>> start GIVEN DATA

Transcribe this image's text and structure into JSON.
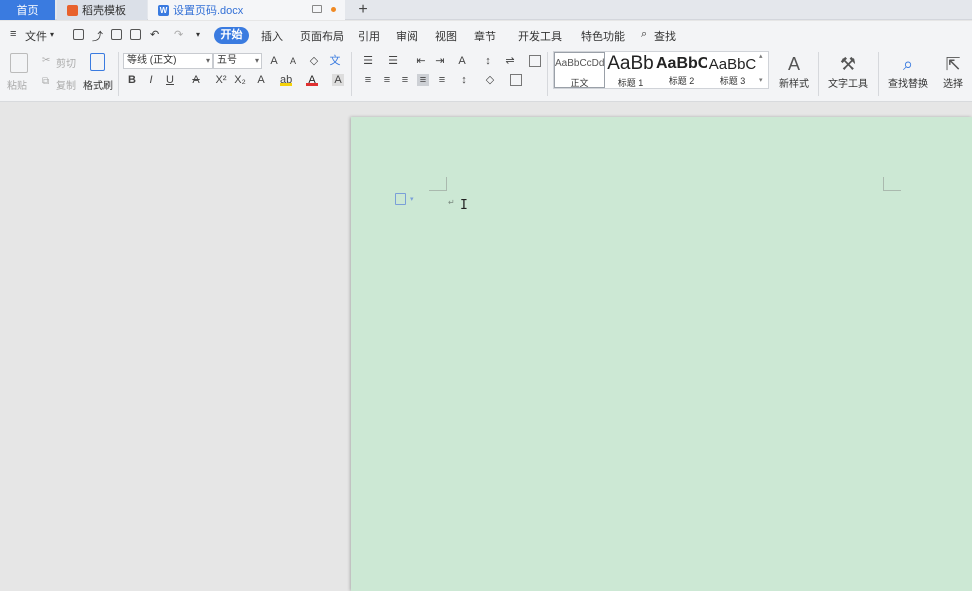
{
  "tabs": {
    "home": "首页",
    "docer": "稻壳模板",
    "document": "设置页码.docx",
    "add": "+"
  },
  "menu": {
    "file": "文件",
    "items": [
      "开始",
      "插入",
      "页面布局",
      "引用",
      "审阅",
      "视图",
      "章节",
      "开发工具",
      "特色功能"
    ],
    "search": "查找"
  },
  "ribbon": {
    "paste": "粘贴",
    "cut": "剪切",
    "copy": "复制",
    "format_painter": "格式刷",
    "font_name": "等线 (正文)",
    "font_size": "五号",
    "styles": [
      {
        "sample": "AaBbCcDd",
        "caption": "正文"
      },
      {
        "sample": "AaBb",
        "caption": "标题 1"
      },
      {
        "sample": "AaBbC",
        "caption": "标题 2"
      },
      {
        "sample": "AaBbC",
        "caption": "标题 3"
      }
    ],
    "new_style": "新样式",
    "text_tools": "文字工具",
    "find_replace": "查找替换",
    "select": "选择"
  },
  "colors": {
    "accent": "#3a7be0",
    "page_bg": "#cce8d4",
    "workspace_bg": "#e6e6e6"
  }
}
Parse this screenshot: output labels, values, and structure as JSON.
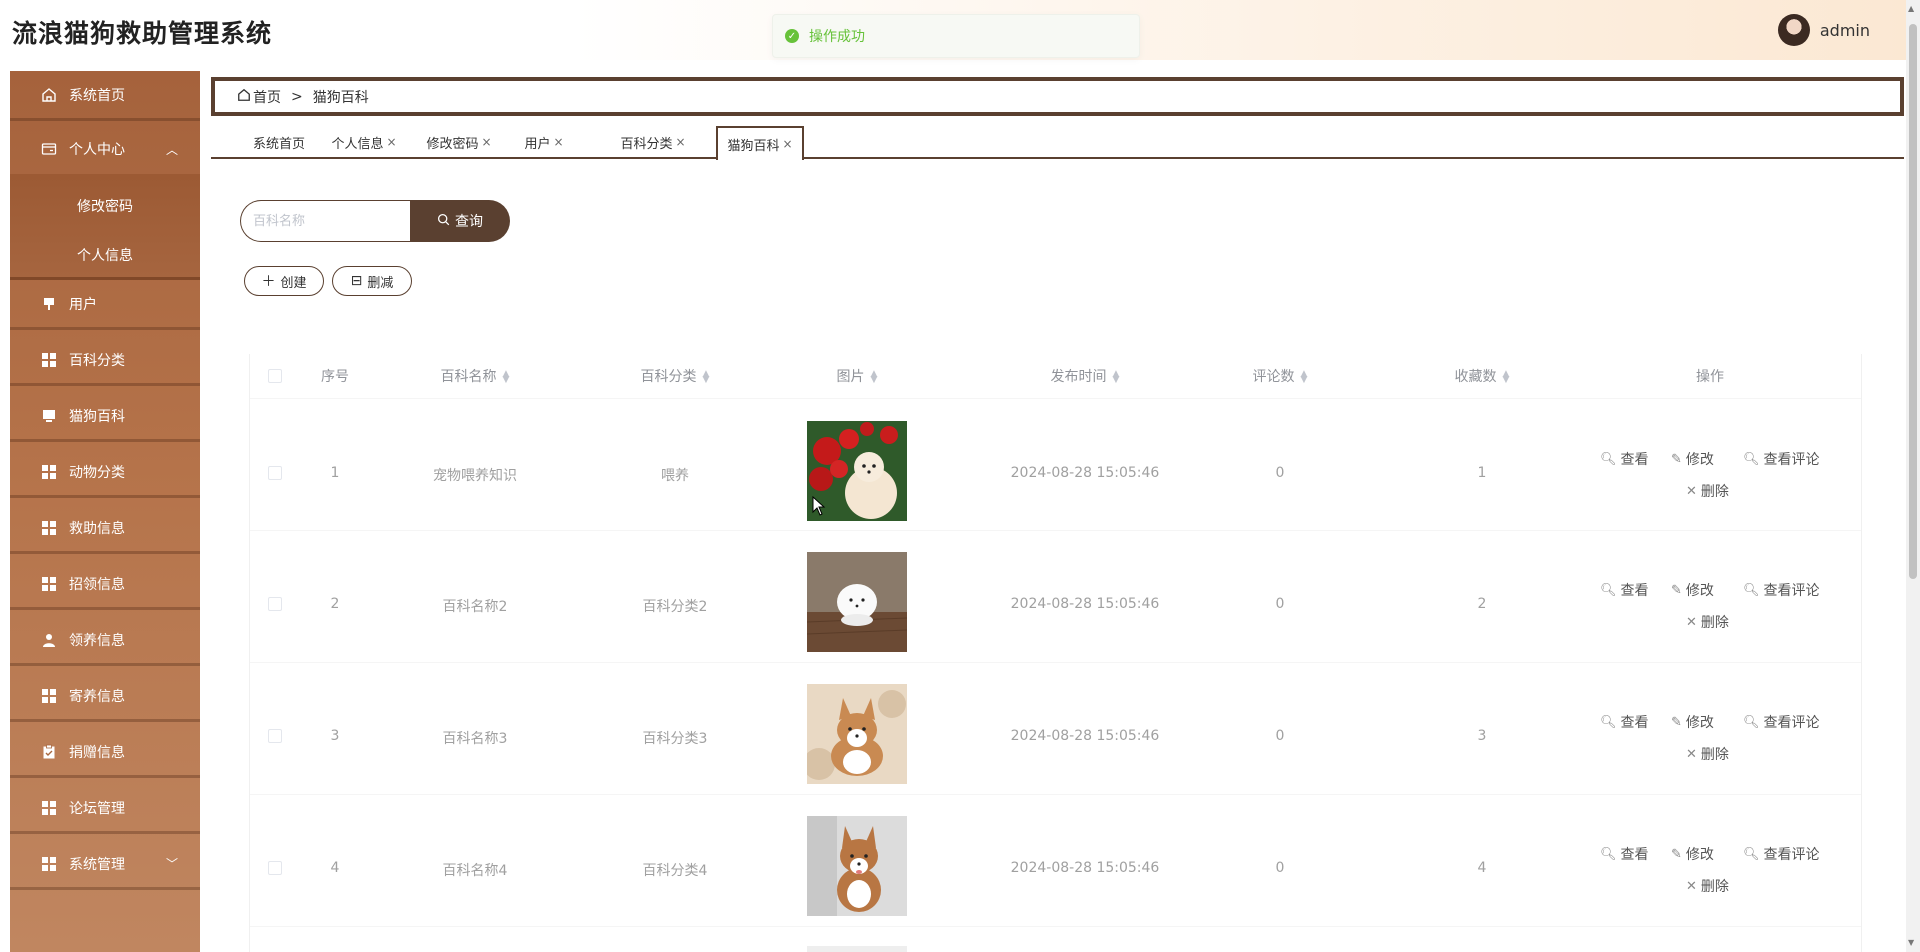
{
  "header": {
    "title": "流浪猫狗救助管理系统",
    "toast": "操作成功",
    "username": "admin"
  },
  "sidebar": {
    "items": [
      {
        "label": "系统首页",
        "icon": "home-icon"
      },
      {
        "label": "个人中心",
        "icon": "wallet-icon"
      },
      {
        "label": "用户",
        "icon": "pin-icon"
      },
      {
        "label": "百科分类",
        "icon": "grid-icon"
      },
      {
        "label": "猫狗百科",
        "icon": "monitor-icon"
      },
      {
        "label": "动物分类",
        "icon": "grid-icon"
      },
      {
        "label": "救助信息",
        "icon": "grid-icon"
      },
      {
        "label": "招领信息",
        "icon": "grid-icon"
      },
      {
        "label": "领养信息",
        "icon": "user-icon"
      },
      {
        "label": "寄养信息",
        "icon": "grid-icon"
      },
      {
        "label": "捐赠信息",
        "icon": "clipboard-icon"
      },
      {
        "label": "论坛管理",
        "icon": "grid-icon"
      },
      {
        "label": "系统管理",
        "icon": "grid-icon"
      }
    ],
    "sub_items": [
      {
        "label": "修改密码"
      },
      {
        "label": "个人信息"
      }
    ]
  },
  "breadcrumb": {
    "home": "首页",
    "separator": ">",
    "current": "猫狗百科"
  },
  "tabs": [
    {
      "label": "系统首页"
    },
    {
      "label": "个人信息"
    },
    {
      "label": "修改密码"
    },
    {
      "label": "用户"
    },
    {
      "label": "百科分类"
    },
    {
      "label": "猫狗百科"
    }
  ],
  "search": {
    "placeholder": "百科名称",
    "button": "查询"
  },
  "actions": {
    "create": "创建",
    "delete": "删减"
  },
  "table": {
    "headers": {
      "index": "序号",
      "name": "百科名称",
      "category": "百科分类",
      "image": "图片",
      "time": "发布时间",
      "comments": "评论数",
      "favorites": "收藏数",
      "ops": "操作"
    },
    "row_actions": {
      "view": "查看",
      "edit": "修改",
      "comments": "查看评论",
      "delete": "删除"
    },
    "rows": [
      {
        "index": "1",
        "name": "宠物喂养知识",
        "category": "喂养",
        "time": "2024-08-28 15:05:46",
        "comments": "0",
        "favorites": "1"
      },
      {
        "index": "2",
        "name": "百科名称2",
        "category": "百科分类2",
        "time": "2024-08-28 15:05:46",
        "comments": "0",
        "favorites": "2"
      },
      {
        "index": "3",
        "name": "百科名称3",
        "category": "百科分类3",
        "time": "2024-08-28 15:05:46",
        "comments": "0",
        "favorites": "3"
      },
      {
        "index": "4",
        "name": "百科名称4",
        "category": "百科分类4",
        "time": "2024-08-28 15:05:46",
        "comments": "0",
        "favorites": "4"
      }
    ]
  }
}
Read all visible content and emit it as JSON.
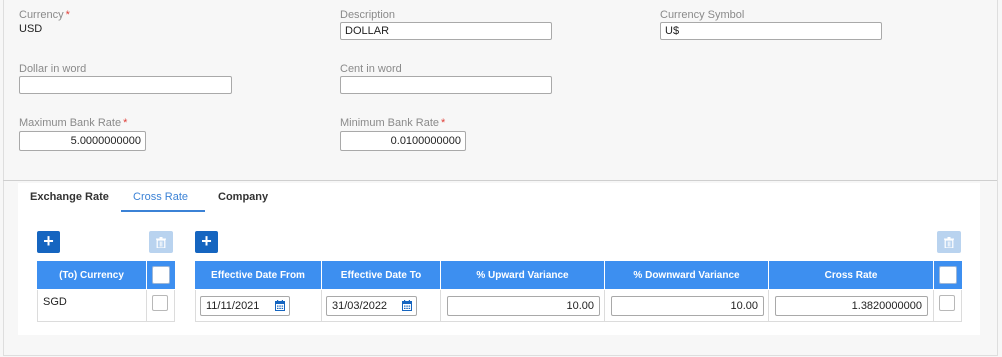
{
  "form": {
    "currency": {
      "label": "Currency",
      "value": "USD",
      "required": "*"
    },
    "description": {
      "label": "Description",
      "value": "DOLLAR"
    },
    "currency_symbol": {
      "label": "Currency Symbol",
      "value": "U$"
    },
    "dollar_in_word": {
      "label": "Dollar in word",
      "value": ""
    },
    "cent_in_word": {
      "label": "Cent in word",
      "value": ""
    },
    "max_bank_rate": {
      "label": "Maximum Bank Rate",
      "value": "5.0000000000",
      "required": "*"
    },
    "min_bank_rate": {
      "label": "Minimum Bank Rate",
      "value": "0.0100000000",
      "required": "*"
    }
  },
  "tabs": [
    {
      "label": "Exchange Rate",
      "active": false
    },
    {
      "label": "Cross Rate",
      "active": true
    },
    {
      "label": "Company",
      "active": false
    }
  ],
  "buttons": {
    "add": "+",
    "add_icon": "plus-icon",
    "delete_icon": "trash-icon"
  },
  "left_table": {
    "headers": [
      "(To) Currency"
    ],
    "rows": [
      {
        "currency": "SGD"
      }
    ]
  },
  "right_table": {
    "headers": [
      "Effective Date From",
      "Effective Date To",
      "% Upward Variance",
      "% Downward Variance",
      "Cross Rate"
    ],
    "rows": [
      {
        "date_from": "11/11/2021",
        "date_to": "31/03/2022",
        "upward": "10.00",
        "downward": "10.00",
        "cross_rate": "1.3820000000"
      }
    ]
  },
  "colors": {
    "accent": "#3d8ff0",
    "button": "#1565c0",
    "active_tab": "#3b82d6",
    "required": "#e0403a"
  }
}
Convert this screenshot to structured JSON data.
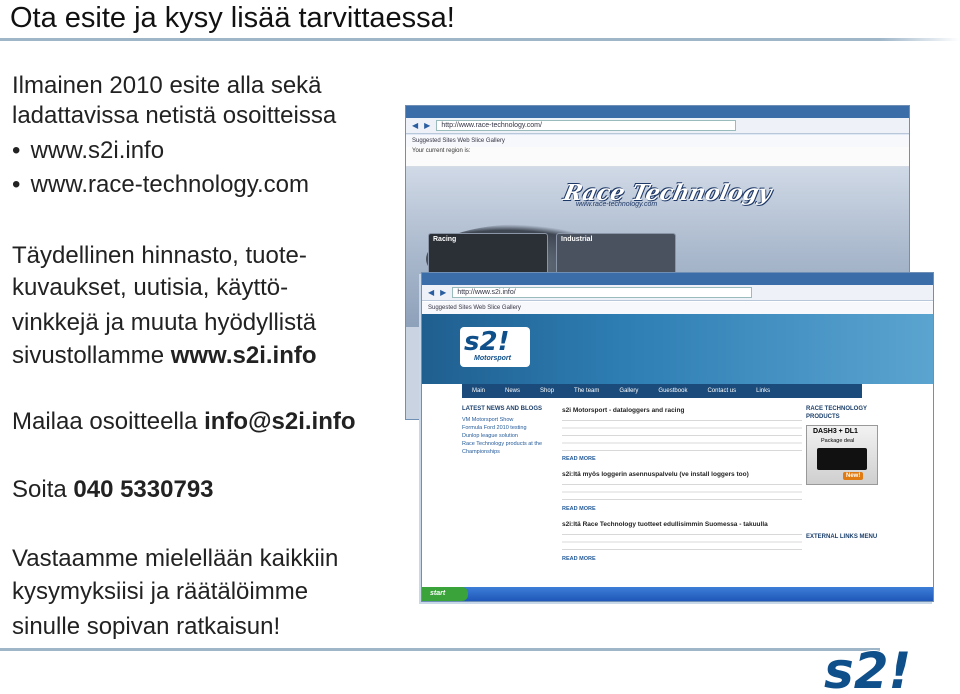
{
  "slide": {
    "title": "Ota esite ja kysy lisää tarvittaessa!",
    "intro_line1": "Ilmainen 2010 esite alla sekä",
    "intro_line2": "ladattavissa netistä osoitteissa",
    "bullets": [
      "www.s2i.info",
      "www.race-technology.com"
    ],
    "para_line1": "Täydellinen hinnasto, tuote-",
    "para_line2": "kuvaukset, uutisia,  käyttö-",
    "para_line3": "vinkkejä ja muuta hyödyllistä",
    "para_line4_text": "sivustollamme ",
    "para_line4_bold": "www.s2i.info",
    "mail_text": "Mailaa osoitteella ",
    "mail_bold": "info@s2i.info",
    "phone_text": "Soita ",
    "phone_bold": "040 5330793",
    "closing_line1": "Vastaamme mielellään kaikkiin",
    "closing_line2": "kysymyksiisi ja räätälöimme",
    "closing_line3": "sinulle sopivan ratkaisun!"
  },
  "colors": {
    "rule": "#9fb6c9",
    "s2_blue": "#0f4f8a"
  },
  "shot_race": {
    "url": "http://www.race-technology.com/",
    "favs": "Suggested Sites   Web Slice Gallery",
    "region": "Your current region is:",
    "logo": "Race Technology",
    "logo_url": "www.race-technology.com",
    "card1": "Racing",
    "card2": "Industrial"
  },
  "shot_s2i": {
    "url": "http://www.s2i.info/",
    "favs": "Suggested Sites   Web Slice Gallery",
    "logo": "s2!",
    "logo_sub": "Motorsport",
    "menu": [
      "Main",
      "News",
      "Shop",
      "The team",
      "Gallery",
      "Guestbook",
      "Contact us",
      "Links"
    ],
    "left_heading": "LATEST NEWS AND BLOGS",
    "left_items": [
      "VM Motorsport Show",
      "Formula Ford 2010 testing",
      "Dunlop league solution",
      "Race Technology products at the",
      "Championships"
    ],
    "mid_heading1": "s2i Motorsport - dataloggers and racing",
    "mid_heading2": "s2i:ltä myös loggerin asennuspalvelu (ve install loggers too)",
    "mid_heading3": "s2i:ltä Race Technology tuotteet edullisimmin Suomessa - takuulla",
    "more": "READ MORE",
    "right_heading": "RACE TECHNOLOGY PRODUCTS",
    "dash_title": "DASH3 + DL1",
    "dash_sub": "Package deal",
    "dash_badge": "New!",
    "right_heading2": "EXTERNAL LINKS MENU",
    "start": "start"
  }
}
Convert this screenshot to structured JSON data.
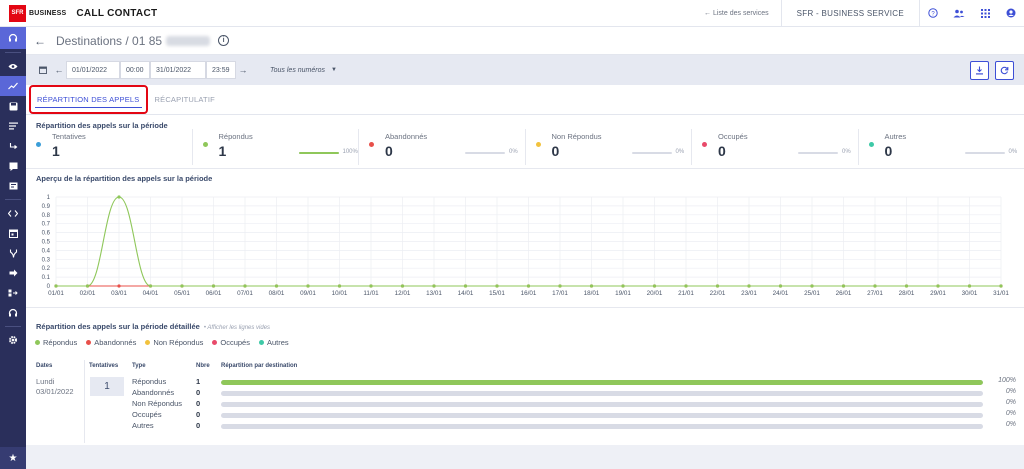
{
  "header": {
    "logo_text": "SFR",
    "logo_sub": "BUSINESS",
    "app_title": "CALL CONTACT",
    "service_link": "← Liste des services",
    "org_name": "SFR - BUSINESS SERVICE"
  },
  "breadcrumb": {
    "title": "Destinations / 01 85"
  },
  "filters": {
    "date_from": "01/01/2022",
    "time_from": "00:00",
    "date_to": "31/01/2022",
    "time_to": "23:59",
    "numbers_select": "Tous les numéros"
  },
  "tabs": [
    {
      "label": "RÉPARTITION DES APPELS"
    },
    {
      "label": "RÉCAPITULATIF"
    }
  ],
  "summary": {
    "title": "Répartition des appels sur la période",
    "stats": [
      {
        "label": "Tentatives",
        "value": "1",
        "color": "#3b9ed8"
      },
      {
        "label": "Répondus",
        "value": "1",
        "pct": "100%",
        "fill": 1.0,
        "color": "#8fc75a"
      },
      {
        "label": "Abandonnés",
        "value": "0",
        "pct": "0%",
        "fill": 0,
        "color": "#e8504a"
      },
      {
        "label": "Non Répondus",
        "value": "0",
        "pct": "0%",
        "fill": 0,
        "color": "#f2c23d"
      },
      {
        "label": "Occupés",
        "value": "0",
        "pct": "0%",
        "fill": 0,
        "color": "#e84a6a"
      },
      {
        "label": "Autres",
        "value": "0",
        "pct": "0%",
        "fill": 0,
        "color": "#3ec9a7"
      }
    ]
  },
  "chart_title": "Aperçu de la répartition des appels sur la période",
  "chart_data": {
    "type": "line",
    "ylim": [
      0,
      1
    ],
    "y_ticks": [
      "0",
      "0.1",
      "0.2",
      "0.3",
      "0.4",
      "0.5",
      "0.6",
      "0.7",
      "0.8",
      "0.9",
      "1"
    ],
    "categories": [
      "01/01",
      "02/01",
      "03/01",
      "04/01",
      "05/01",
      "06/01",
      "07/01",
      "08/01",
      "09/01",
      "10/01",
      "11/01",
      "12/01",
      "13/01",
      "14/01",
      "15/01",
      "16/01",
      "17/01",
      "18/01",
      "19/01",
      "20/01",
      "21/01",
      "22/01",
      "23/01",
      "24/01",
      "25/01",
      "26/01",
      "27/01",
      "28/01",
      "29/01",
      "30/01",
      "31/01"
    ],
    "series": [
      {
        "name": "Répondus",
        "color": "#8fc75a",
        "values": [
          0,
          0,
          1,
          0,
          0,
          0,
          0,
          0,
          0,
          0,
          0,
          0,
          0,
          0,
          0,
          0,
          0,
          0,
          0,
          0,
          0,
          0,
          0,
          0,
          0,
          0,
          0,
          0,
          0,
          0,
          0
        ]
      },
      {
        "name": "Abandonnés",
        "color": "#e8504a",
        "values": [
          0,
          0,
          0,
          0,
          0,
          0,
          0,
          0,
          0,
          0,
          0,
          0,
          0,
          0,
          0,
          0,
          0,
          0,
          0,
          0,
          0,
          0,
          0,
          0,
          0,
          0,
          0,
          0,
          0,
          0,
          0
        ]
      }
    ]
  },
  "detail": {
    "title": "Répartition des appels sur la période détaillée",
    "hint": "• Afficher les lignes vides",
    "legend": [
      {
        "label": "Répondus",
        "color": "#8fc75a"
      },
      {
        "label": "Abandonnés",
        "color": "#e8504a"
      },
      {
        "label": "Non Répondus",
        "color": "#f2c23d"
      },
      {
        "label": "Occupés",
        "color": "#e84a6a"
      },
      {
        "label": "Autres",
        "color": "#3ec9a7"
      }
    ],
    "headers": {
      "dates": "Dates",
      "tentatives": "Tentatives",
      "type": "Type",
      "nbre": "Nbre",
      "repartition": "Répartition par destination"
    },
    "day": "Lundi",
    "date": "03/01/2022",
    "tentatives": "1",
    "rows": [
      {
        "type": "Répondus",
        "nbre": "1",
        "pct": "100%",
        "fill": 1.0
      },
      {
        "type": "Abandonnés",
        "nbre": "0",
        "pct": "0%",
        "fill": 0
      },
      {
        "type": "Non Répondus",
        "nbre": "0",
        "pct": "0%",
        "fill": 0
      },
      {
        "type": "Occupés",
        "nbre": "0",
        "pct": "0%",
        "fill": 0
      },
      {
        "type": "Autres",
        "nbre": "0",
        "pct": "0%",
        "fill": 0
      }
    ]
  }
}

>> end GIVEN DATA

Find every line in the records above that contains the word "Répondus", and copy each one.

ANSWER TO THIS EXERCISE
        "label": "Répondus",
        "label": "Non Répondus",
        "name": "Répondus",
        "label": "Répondus",
        "label": "Non Répondus",
        "type": "Répondus",
        "type": "Non Répondus",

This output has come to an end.